◆ STATED TASK ◆
Copy every entry precisely.

◆ GIVEN DATA ◆
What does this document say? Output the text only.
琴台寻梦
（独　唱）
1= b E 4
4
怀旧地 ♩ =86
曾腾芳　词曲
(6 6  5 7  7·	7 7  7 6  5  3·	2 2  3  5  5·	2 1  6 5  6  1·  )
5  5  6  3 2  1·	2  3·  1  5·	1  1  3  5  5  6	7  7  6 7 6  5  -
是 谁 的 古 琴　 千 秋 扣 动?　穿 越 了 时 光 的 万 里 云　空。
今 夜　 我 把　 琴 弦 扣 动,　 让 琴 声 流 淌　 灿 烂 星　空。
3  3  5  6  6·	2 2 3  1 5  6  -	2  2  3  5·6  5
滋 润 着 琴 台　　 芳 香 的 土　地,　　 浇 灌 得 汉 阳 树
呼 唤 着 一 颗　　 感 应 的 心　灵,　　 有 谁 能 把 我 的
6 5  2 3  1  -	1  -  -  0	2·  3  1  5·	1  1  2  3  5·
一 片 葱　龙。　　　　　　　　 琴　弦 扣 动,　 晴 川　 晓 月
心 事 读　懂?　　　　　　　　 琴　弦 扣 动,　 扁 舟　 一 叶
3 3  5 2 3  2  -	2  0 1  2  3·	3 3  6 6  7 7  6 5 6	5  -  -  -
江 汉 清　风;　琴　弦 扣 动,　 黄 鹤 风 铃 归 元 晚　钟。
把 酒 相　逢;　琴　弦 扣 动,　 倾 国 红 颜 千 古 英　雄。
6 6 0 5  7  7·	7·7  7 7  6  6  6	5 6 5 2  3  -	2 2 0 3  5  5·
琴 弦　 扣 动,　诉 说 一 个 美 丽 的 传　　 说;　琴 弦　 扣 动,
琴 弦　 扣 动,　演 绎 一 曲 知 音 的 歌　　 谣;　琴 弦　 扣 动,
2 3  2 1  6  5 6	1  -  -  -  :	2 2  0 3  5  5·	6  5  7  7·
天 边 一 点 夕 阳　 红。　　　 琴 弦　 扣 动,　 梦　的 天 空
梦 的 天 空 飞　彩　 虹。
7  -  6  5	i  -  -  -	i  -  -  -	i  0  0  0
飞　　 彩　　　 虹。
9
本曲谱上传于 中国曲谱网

◆ WRITTEN SOLUTION ◆
What does this document say? Output the text only.
琴台寻梦
（独　唱）
1= b E 4
4
怀旧地 ♩ =86
曾腾芳　词曲
(6 6  5 7  7·	7 7  7 6  5  3·	2 2  3  5  5·	2 1  6 5  6  1·  )
5  5  6  3 2  1·	2  3·  1  5·	1  1  3  5  5  6	7  7  6 7 6  5  -
是 谁 的 古 琴　 千 秋 扣 动?　穿 越 了 时 光 的 万 里 云　空。
今 夜　 我 把　 琴 弦 扣 动,　 让 琴 声 流 淌　 灿 烂 星　空。
3  3  5  6  6·	2 2 3  1 5  6  -	2  2  3  5·6  5
滋 润 着 琴 台　　 芳 香 的 土　地,　　 浇 灌 得 汉 阳 树
呼 唤 着 一 颗　　 感 应 的 心　灵,　　 有 谁 能 把 我 的
6 5  2 3  1  -	1  -  -  0	2·  3  1  5·	1  1  2  3  5·
一 片 葱　龙。　　　　　　　　 琴　弦 扣 动,　 晴 川　 晓 月
心 事 读　懂?　　　　　　　　 琴　弦 扣 动,　 扁 舟　 一 叶
3 3  5 2 3  2  -	2  0 1  2  3·	3 3  6 6  7 7  6 5 6	5  -  -  -
江 汉 清　风;　琴　弦 扣 动,　 黄 鹤 风 铃 归 元 晚　钟。
把 酒 相　逢;　琴　弦 扣 动,　 倾 国 红 颜 千 古 英　雄。
6 6 0 5  7  7·	7·7  7 7  6  6  6	5 6 5 2  3  -	2 2 0 3  5  5·
琴 弦　 扣 动,　诉 说 一 个 美 丽 的 传　　 说;　琴 弦　 扣 动,
琴 弦　 扣 动,　演 绎 一 曲 知 音 的 歌　　 谣;　琴 弦　 扣 动,
2 3  2 1  6  5 6	1  -  -  -  :	2 2  0 3  5  5·	6  5  7  7·
天 边 一 点 夕 阳　 红。　　　 琴 弦　 扣 动,　 梦　的 天 空
梦 的 天 空 飞　彩　 虹。
7  -  6  5	i  -  -  -	i  -  -  -	i  0  0  0
飞　　 彩　　　 虹。
9
本曲谱上传于 中国曲谱网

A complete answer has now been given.